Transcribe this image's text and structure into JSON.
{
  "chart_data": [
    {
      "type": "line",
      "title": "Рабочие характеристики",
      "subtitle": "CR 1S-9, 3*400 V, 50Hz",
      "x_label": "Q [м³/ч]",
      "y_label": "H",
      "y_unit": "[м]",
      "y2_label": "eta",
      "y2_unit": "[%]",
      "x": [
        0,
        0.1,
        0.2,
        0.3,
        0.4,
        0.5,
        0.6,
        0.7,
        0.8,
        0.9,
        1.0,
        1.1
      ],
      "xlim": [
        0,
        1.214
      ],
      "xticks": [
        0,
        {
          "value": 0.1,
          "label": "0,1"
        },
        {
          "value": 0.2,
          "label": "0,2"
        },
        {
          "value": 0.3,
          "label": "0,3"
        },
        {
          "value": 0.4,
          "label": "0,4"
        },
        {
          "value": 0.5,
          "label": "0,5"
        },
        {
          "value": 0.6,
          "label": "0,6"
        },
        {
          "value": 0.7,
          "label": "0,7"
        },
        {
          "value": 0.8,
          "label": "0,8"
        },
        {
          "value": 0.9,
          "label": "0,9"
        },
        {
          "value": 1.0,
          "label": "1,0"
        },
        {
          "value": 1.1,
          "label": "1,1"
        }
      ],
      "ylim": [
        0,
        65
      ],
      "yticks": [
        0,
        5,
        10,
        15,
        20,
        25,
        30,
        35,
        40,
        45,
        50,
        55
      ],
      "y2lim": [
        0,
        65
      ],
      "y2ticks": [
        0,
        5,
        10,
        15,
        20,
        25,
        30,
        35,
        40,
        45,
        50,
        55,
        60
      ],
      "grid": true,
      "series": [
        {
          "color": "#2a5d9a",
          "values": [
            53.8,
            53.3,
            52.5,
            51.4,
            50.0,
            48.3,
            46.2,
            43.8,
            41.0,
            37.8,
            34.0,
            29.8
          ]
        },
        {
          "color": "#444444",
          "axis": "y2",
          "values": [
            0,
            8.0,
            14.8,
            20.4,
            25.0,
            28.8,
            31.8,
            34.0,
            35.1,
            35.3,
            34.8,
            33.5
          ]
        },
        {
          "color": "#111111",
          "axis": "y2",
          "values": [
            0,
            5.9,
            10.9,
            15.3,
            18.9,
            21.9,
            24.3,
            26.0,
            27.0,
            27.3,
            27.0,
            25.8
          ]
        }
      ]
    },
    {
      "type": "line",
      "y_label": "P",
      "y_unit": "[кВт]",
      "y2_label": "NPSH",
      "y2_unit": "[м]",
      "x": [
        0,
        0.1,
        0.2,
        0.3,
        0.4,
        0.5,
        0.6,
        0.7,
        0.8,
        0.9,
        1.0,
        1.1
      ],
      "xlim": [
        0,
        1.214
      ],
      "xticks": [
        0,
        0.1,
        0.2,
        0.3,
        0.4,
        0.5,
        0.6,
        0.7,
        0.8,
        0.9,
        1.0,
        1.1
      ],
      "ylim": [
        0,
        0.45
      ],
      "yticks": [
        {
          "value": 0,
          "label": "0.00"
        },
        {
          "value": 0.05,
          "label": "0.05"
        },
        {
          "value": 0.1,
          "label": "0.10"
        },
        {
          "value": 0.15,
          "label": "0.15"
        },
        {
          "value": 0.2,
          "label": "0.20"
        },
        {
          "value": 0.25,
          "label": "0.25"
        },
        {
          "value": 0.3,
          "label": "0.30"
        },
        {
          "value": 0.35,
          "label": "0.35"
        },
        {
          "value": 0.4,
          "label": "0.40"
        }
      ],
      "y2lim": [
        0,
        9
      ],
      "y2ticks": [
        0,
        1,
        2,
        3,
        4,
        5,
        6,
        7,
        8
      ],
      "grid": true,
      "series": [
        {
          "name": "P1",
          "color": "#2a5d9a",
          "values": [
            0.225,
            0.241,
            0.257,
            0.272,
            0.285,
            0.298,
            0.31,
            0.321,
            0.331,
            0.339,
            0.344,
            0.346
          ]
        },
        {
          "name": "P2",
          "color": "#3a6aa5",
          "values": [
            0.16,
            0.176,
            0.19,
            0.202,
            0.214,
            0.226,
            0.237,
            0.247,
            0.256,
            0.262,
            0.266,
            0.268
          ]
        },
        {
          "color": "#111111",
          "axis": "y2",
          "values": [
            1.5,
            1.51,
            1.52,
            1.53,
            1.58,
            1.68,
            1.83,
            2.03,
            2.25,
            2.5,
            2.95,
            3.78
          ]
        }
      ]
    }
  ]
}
:::
### TO DO
All records above must be set down exactly, please.

### RESPONSE
Transcribe this image's text and structure into JSON.
{
  "chart_data": [
    {
      "type": "line",
      "title": "Рабочие характеристики",
      "subtitle": "CR 1S-9, 3*400 V, 50Hz",
      "x_label": "Q [м³/ч]",
      "y_label": "H",
      "y_unit": "[м]",
      "y2_label": "eta",
      "y2_unit": "[%]",
      "x": [
        0,
        0.1,
        0.2,
        0.3,
        0.4,
        0.5,
        0.6,
        0.7,
        0.8,
        0.9,
        1.0,
        1.1
      ],
      "xlim": [
        0,
        1.214
      ],
      "xticks": [
        0,
        {
          "value": 0.1,
          "label": "0,1"
        },
        {
          "value": 0.2,
          "label": "0,2"
        },
        {
          "value": 0.3,
          "label": "0,3"
        },
        {
          "value": 0.4,
          "label": "0,4"
        },
        {
          "value": 0.5,
          "label": "0,5"
        },
        {
          "value": 0.6,
          "label": "0,6"
        },
        {
          "value": 0.7,
          "label": "0,7"
        },
        {
          "value": 0.8,
          "label": "0,8"
        },
        {
          "value": 0.9,
          "label": "0,9"
        },
        {
          "value": 1.0,
          "label": "1,0"
        },
        {
          "value": 1.1,
          "label": "1,1"
        }
      ],
      "ylim": [
        0,
        65
      ],
      "yticks": [
        0,
        5,
        10,
        15,
        20,
        25,
        30,
        35,
        40,
        45,
        50,
        55
      ],
      "y2lim": [
        0,
        65
      ],
      "y2ticks": [
        0,
        5,
        10,
        15,
        20,
        25,
        30,
        35,
        40,
        45,
        50,
        55,
        60
      ],
      "grid": true,
      "series": [
        {
          "color": "#2a5d9a",
          "values": [
            53.8,
            53.3,
            52.5,
            51.4,
            50.0,
            48.3,
            46.2,
            43.8,
            41.0,
            37.8,
            34.0,
            29.8
          ]
        },
        {
          "color": "#444444",
          "axis": "y2",
          "values": [
            0,
            8.0,
            14.8,
            20.4,
            25.0,
            28.8,
            31.8,
            34.0,
            35.1,
            35.3,
            34.8,
            33.5
          ]
        },
        {
          "color": "#111111",
          "axis": "y2",
          "values": [
            0,
            5.9,
            10.9,
            15.3,
            18.9,
            21.9,
            24.3,
            26.0,
            27.0,
            27.3,
            27.0,
            25.8
          ]
        }
      ]
    },
    {
      "type": "line",
      "y_label": "P",
      "y_unit": "[кВт]",
      "y2_label": "NPSH",
      "y2_unit": "[м]",
      "x": [
        0,
        0.1,
        0.2,
        0.3,
        0.4,
        0.5,
        0.6,
        0.7,
        0.8,
        0.9,
        1.0,
        1.1
      ],
      "xlim": [
        0,
        1.214
      ],
      "xticks": [
        0,
        0.1,
        0.2,
        0.3,
        0.4,
        0.5,
        0.6,
        0.7,
        0.8,
        0.9,
        1.0,
        1.1
      ],
      "ylim": [
        0,
        0.45
      ],
      "yticks": [
        {
          "value": 0,
          "label": "0.00"
        },
        {
          "value": 0.05,
          "label": "0.05"
        },
        {
          "value": 0.1,
          "label": "0.10"
        },
        {
          "value": 0.15,
          "label": "0.15"
        },
        {
          "value": 0.2,
          "label": "0.20"
        },
        {
          "value": 0.25,
          "label": "0.25"
        },
        {
          "value": 0.3,
          "label": "0.30"
        },
        {
          "value": 0.35,
          "label": "0.35"
        },
        {
          "value": 0.4,
          "label": "0.40"
        }
      ],
      "y2lim": [
        0,
        9
      ],
      "y2ticks": [
        0,
        1,
        2,
        3,
        4,
        5,
        6,
        7,
        8
      ],
      "grid": true,
      "series": [
        {
          "name": "P1",
          "color": "#2a5d9a",
          "values": [
            0.225,
            0.241,
            0.257,
            0.272,
            0.285,
            0.298,
            0.31,
            0.321,
            0.331,
            0.339,
            0.344,
            0.346
          ]
        },
        {
          "name": "P2",
          "color": "#3a6aa5",
          "values": [
            0.16,
            0.176,
            0.19,
            0.202,
            0.214,
            0.226,
            0.237,
            0.247,
            0.256,
            0.262,
            0.266,
            0.268
          ]
        },
        {
          "color": "#111111",
          "axis": "y2",
          "values": [
            1.5,
            1.51,
            1.52,
            1.53,
            1.58,
            1.68,
            1.83,
            2.03,
            2.25,
            2.5,
            2.95,
            3.78
          ]
        }
      ]
    }
  ]
}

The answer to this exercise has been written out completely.